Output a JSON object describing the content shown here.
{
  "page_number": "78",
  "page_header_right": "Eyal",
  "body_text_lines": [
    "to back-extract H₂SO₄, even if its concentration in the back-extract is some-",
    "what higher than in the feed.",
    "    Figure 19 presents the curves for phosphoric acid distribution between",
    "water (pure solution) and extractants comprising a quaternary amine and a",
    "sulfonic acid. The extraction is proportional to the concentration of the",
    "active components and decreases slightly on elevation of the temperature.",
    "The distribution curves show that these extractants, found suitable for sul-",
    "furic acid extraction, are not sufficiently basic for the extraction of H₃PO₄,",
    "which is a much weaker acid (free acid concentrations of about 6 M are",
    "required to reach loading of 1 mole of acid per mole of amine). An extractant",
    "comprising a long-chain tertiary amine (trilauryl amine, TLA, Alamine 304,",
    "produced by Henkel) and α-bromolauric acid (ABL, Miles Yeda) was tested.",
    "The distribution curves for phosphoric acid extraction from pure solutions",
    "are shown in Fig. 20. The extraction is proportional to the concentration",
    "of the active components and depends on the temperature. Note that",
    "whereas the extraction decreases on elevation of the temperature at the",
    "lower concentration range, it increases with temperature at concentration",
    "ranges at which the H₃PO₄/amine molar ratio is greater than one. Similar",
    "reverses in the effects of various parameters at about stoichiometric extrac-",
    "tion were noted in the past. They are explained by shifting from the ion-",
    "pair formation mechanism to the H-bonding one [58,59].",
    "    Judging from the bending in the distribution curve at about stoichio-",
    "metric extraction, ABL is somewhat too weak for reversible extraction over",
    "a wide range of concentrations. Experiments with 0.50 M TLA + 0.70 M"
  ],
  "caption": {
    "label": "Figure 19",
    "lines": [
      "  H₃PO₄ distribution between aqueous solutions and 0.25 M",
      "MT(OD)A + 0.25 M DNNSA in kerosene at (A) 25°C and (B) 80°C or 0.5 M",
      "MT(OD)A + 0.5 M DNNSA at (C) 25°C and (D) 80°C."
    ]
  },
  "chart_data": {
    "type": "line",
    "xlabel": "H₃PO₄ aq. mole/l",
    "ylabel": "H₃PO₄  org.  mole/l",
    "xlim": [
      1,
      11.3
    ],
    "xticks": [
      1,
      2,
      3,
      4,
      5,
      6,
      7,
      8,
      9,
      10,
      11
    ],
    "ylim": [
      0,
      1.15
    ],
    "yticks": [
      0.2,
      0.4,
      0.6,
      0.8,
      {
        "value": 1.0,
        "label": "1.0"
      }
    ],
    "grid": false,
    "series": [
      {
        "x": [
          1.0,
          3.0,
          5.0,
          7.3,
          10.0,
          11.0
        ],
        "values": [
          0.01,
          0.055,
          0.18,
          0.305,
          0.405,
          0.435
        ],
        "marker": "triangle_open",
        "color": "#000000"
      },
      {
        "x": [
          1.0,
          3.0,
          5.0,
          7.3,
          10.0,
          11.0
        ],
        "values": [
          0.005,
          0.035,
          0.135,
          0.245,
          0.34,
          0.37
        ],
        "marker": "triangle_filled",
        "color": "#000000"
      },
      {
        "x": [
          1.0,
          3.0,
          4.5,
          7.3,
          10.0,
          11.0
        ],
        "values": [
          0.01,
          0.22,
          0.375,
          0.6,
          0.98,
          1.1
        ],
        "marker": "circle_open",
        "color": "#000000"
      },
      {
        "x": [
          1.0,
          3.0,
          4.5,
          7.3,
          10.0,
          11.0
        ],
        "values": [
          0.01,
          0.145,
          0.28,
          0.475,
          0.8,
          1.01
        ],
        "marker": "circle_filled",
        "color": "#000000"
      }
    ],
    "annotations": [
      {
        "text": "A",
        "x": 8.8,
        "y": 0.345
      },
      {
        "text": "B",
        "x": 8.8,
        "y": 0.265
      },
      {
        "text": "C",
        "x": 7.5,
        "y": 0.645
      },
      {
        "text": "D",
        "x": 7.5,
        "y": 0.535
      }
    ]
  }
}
● ● ● ●
**Task to complete**.
Where a line of the records above holds the word "distribution", copy that line.

**Worked answer**.
    "    Figure 19 presents the curves for phosphoric acid distribution between",
    "The distribution curves show that these extractants, found suitable for sul-",
    "The distribution curves for phosphoric acid extraction from pure solutions",
    "    Judging from the bending in the distribution curve at about stoichio-",
      "  H₃PO₄ distribution between aqueous solutions and 0.25 M",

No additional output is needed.